[Extracted records]
[START]

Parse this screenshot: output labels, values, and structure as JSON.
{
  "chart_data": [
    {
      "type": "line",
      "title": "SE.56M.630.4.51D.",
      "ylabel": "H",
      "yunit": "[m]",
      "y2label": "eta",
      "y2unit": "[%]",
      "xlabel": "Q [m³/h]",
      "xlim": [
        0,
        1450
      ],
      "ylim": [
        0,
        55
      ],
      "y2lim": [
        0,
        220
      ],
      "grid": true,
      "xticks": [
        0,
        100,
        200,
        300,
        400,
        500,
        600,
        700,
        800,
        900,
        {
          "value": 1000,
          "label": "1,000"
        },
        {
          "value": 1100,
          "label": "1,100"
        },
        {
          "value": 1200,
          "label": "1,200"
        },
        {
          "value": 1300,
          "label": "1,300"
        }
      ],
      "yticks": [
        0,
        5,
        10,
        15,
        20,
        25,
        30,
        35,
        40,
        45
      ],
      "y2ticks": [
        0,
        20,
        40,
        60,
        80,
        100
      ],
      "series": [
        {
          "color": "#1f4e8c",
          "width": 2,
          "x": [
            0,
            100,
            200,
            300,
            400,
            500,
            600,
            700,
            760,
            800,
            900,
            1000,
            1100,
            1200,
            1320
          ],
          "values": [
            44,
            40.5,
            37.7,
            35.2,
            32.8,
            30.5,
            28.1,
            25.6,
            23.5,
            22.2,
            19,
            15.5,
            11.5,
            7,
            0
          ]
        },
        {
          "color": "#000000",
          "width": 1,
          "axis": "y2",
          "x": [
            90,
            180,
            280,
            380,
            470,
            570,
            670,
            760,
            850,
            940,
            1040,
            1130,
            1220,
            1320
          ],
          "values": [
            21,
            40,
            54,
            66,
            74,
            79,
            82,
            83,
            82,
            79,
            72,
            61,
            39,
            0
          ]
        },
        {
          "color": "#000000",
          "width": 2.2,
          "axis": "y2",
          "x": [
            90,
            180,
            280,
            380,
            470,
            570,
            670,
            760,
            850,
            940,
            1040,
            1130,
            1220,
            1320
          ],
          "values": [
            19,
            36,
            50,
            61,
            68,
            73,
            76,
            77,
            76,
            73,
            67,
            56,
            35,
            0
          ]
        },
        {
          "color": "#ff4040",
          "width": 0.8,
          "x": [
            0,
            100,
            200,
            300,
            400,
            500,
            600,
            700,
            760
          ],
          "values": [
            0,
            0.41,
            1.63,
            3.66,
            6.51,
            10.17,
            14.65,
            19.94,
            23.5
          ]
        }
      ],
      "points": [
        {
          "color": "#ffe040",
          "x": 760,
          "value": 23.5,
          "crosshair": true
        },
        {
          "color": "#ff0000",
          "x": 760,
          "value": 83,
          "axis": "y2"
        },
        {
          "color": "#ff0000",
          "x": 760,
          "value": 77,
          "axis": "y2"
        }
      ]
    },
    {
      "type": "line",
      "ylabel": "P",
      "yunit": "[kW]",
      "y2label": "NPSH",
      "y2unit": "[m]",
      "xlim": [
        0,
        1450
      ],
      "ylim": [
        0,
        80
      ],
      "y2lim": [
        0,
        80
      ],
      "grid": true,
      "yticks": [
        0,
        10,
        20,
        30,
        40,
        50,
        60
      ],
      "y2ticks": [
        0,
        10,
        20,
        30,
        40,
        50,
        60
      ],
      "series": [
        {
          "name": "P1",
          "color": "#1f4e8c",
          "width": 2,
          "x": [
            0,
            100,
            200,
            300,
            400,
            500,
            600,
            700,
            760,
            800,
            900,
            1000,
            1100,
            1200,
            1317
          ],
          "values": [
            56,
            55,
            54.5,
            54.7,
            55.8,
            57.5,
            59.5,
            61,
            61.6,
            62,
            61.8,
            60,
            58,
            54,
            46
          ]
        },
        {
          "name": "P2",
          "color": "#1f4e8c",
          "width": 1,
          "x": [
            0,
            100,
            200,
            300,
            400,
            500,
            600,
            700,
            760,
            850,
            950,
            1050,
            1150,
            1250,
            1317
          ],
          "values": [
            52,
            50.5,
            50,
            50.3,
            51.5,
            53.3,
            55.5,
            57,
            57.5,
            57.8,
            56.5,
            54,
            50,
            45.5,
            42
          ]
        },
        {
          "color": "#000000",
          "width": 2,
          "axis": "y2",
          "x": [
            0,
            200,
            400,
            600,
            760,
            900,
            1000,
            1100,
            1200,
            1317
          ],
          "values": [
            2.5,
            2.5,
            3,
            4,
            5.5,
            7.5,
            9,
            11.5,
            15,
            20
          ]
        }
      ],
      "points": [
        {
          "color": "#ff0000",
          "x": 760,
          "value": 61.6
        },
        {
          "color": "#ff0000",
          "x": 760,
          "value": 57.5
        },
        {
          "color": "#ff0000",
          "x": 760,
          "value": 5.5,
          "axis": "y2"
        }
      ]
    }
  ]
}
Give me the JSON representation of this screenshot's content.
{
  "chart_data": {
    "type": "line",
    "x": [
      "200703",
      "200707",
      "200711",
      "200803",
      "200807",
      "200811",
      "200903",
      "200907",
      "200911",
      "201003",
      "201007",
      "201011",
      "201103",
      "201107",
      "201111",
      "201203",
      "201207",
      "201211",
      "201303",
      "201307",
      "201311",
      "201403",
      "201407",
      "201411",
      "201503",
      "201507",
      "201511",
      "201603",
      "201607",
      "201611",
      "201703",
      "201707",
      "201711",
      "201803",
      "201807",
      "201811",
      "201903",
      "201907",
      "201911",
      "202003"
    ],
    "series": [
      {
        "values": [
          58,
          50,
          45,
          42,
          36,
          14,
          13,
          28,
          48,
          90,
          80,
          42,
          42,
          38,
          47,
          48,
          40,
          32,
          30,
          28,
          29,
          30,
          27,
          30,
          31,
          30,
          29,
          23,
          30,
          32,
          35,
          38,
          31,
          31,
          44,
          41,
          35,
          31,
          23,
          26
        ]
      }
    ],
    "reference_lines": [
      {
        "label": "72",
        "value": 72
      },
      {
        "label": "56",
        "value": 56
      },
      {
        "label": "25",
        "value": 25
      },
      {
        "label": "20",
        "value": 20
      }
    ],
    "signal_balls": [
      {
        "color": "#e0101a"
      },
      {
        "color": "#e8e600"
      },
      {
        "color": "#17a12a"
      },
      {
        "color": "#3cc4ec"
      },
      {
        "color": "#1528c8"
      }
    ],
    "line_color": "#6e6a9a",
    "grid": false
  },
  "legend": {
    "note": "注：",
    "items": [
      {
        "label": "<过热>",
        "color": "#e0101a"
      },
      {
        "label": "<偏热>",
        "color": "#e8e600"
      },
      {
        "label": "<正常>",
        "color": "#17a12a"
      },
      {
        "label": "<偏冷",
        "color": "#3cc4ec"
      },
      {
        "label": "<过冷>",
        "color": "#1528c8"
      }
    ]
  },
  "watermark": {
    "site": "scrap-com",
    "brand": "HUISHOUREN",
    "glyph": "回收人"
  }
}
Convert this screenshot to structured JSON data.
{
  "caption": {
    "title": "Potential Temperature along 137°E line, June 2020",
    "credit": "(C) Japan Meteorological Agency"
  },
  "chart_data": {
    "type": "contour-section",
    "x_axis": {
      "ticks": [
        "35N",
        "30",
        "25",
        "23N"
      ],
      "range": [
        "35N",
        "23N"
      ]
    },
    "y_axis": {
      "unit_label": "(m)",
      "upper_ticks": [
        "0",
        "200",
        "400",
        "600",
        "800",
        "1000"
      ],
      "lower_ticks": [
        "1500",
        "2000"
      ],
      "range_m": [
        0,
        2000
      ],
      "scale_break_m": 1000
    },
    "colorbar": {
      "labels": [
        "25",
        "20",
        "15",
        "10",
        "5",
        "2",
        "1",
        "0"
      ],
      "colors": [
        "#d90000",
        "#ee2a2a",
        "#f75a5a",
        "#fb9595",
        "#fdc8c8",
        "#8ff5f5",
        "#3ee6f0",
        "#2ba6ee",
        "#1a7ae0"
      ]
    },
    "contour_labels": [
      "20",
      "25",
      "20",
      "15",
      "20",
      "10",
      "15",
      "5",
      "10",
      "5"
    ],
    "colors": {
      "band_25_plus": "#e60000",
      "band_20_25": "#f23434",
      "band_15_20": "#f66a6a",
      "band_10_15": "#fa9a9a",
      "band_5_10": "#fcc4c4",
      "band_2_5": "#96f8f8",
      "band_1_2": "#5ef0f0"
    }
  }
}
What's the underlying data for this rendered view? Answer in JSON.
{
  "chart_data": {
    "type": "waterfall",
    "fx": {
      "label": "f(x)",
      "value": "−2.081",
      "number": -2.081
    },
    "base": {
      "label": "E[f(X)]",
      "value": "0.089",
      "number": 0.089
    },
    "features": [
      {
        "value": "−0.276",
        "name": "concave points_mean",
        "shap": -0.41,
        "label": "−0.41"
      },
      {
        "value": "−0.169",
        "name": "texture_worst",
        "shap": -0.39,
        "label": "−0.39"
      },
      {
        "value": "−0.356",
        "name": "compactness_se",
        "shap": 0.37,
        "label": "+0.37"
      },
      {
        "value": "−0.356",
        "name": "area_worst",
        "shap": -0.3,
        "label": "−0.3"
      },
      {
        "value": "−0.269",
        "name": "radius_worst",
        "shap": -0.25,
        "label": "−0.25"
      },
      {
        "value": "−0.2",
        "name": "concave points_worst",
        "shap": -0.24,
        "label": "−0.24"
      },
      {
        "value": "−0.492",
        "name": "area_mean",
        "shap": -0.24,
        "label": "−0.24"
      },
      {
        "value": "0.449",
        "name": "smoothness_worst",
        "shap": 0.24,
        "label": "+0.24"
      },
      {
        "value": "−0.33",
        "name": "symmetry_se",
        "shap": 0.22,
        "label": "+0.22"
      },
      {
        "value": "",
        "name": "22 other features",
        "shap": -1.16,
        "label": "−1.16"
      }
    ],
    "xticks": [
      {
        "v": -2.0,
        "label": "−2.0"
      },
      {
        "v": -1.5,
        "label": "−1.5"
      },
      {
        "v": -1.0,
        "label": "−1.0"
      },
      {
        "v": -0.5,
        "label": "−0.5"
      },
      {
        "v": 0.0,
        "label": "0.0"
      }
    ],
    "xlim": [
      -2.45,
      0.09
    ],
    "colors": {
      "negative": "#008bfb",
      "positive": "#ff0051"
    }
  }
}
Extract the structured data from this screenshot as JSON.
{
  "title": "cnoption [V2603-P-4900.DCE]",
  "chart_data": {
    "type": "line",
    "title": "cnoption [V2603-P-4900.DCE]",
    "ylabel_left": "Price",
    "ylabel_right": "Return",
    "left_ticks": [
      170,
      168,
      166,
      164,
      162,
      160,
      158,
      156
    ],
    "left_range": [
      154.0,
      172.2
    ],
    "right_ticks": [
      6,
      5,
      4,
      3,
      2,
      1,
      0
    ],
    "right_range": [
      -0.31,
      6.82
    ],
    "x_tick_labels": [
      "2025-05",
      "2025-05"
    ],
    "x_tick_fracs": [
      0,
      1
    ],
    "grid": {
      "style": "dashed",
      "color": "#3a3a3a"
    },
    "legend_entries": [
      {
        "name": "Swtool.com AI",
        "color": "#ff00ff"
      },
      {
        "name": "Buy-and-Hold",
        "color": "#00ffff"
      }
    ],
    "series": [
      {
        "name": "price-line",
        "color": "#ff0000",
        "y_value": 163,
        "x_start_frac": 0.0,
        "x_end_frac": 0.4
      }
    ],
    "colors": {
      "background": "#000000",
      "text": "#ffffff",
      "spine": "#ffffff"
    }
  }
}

[END]

OBJECTIVE - From the listing above, collect every line that mentions the word "JSON".

COMPLETED EXERCISE -
Parse this screenshot: output labels, values, and structure as JSON.
Give me the JSON representation of this screenshot's content.
Convert this screenshot to structured JSON data.
What's the underlying data for this rendered view? Answer in JSON.
Extract the structured data from this screenshot as JSON.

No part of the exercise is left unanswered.